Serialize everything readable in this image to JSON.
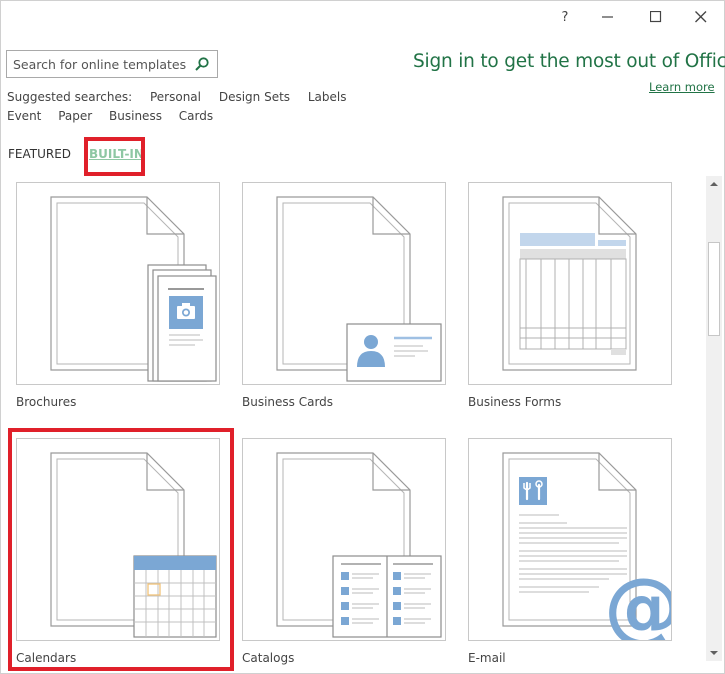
{
  "window": {
    "help_label": "?",
    "minimize_label": "—",
    "maximize_label": "□",
    "close_label": "✕"
  },
  "search": {
    "placeholder": "Search for online templates",
    "icon": "search-icon"
  },
  "signin": {
    "text": "Sign in to get the most out of Office",
    "learn_more": "Learn more"
  },
  "suggested": {
    "label": "Suggested searches:",
    "items": [
      "Personal",
      "Design Sets",
      "Labels",
      "Event",
      "Paper",
      "Business",
      "Cards"
    ]
  },
  "tabs": {
    "featured": "FEATURED",
    "built_in": "BUILT-IN"
  },
  "templates": [
    {
      "label": "Brochures",
      "icon": "brochure-icon"
    },
    {
      "label": "Business Cards",
      "icon": "business-card-icon"
    },
    {
      "label": "Business Forms",
      "icon": "business-form-icon"
    },
    {
      "label": "Calendars",
      "icon": "calendar-icon"
    },
    {
      "label": "Catalogs",
      "icon": "catalog-icon"
    },
    {
      "label": "E-mail",
      "icon": "email-icon"
    }
  ],
  "colors": {
    "accent_green": "#217346",
    "builtin_tab": "#8ec7a3",
    "highlight_red": "#e0202a",
    "icon_blue": "#7ba7d4"
  }
}
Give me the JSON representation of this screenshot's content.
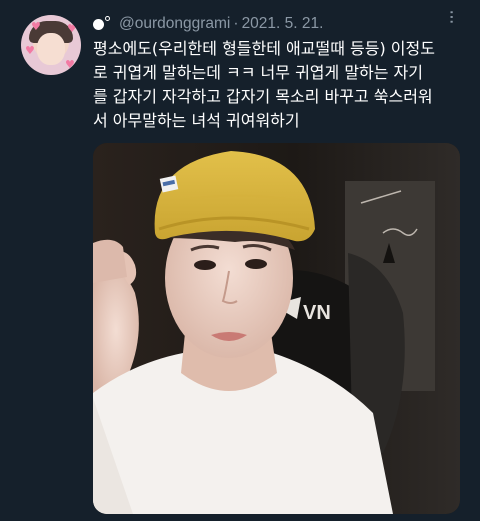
{
  "tweet": {
    "handle": "@ourdonggrami",
    "separator": "·",
    "date": "2021. 5. 21.",
    "text_lines": [
      "평소에도(우리한테 형들한테 애교떨때 등등) 이정도",
      "로 귀엽게 말하는데 ㅋㅋ 너무 귀엽게 말하는 자기",
      "를 갑자기 자각하고 갑자기 목소리 바꾸고 쑥스러워",
      "서 아무말하는 녀석 귀여워하기"
    ],
    "media": {
      "chair_brand_text": "VN"
    }
  },
  "colors": {
    "background": "#15202b",
    "secondary_text": "#8b98a5",
    "beanie": "#d9b43a",
    "shirt": "#f4f1ee"
  },
  "icons": {
    "avatar": "profile-avatar",
    "name_icon": "circle-dots-name-icon",
    "more": "more-options-icon"
  }
}
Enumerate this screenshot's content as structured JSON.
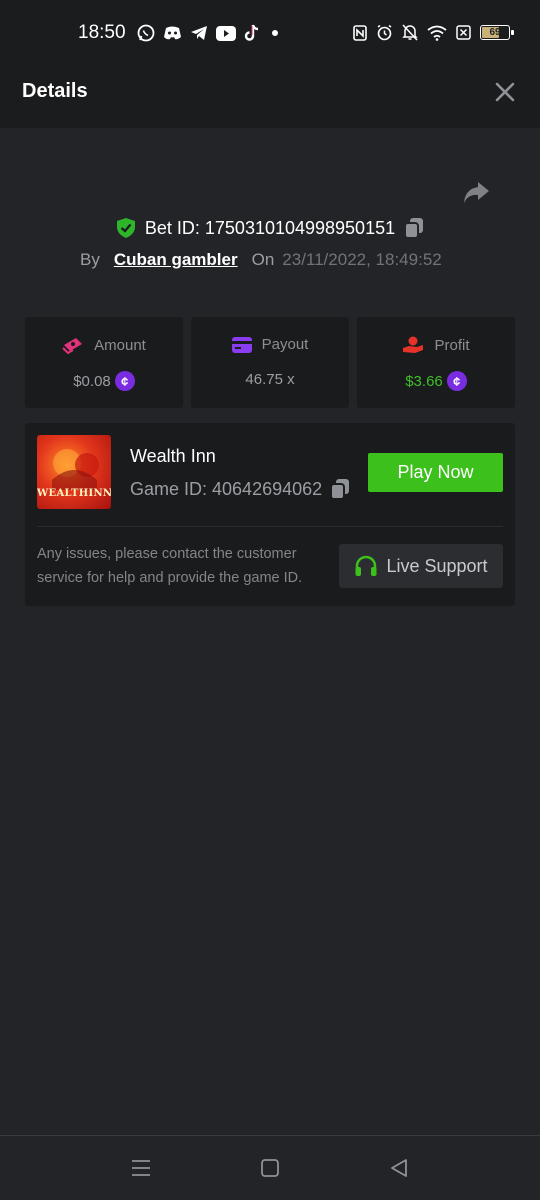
{
  "status_bar": {
    "time": "18:50",
    "battery_level": "69",
    "battery_fraction": 0.69,
    "app_icons": [
      "whatsapp-icon",
      "discord-icon",
      "telegram-icon",
      "youtube-icon",
      "tiktok-icon",
      "dot-icon"
    ],
    "system_icons": [
      "nfc-icon",
      "alarm-icon",
      "mute-icon",
      "wifi-icon",
      "sim-off-icon",
      "battery-icon"
    ]
  },
  "header": {
    "title": "Details",
    "close_icon": "close-icon"
  },
  "bet": {
    "id_text": "Bet ID: 1750310104998950151",
    "by_label": "By",
    "user": "Cuban gambler",
    "on_label": "On",
    "date": "23/11/2022, 18:49:52"
  },
  "stats": {
    "amount": {
      "label": "Amount",
      "value": "$0.08"
    },
    "payout": {
      "label": "Payout",
      "value": "46.75 x"
    },
    "profit": {
      "label": "Profit",
      "value": "$3.66"
    }
  },
  "game": {
    "name": "Wealth Inn",
    "thumb_text": "WEALTHINN",
    "id_text": "Game ID: 40642694062",
    "play_label": "Play Now",
    "issues_text": "Any issues, please contact the customer service for help and provide the game ID.",
    "support_label": "Live Support"
  },
  "colors": {
    "accent_green": "#3bc01c",
    "profit_green": "#3fbf27",
    "coin_purple": "#7a2ce0",
    "amount_pink": "#e0337a",
    "payout_purple": "#8a3cf0",
    "profit_red": "#e5332a"
  }
}
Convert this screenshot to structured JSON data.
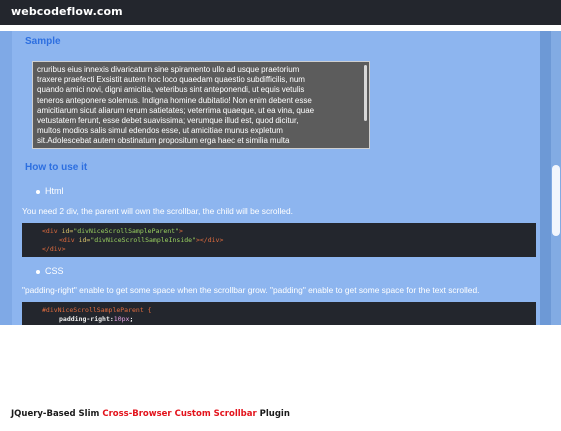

* * *

Copy every entry word for word, but omit the pictures.

Serialize everything readable in this image to JSON.
{
  "window": {
    "help_label": "?",
    "minimize_label": "—",
    "maximize_label": "□",
    "close_label": "✕"
  },
  "search": {
    "placeholder": "Search for online templates",
    "icon": "search-icon"
  },
  "signin": {
    "text": "Sign in to get the most out of Office",
    "learn_more": "Learn more"
  },
  "suggested": {
    "label": "Suggested searches:",
    "items": [
      "Personal",
      "Design Sets",
      "Labels",
      "Event",
      "Paper",
      "Business",
      "Cards"
    ]
  },
  "tabs": {
    "featured": "FEATURED",
    "built_in": "BUILT-IN"
  },
  "templates": [
    {
      "label": "Brochures",
      "icon": "brochure-icon"
    },
    {
      "label": "Business Cards",
      "icon": "business-card-icon"
    },
    {
      "label": "Business Forms",
      "icon": "business-form-icon"
    },
    {
      "label": "Calendars",
      "icon": "calendar-icon"
    },
    {
      "label": "Catalogs",
      "icon": "catalog-icon"
    },
    {
      "label": "E-mail",
      "icon": "email-icon"
    }
  ],
  "colors": {
    "accent_green": "#217346",
    "builtin_tab": "#8ec7a3",
    "highlight_red": "#e0202a",
    "icon_blue": "#7ba7d4"
  }
}
Give me the JSON representation of this screenshot's content.
{
  "tweet": {
    "handle": "@ourdonggrami",
    "separator": "·",
    "date": "2021. 5. 21.",
    "text_lines": [
      "평소에도(우리한테 형들한테 애교떨때 등등) 이정도",
      "로 귀엽게 말하는데 ㅋㅋ 너무 귀엽게 말하는 자기",
      "를 갑자기 자각하고 갑자기 목소리 바꾸고 쑥스러워",
      "서 아무말하는 녀석 귀여워하기"
    ],
    "media": {
      "chair_brand_text": "VN"
    }
  },
  "colors": {
    "background": "#15202b",
    "secondary_text": "#8b98a5",
    "beanie": "#d9b43a",
    "shirt": "#f4f1ee"
  },
  "icons": {
    "avatar": "profile-avatar",
    "name_icon": "circle-dots-name-icon",
    "more": "more-options-icon"
  }
}
Enumerate this screenshot's content as structured JSON.
{
  "status_bar": {
    "time": "18:50",
    "battery_level": "69",
    "battery_fraction": 0.69,
    "app_icons": [
      "whatsapp-icon",
      "discord-icon",
      "telegram-icon",
      "youtube-icon",
      "tiktok-icon",
      "dot-icon"
    ],
    "system_icons": [
      "nfc-icon",
      "alarm-icon",
      "mute-icon",
      "wifi-icon",
      "sim-off-icon",
      "battery-icon"
    ]
  },
  "header": {
    "title": "Details",
    "close_icon": "close-icon"
  },
  "bet": {
    "id_text": "Bet ID: 1750310104998950151",
    "by_label": "By",
    "user": "Cuban gambler",
    "on_label": "On",
    "date": "23/11/2022, 18:49:52"
  },
  "stats": {
    "amount": {
      "label": "Amount",
      "value": "$0.08"
    },
    "payout": {
      "label": "Payout",
      "value": "46.75 x"
    },
    "profit": {
      "label": "Profit",
      "value": "$3.66"
    }
  },
  "game": {
    "name": "Wealth Inn",
    "thumb_text": "WEALTHINN",
    "id_text": "Game ID: 40642694062",
    "play_label": "Play Now",
    "issues_text": "Any issues, please contact the customer service for help and provide the game ID.",
    "support_label": "Live Support"
  },
  "colors": {
    "accent_green": "#3bc01c",
    "profit_green": "#3fbf27",
    "coin_purple": "#7a2ce0",
    "amount_pink": "#e0337a",
    "payout_purple": "#8a3cf0",
    "profit_red": "#e5332a"
  }
}
Convert this screenshot to structured JSON data.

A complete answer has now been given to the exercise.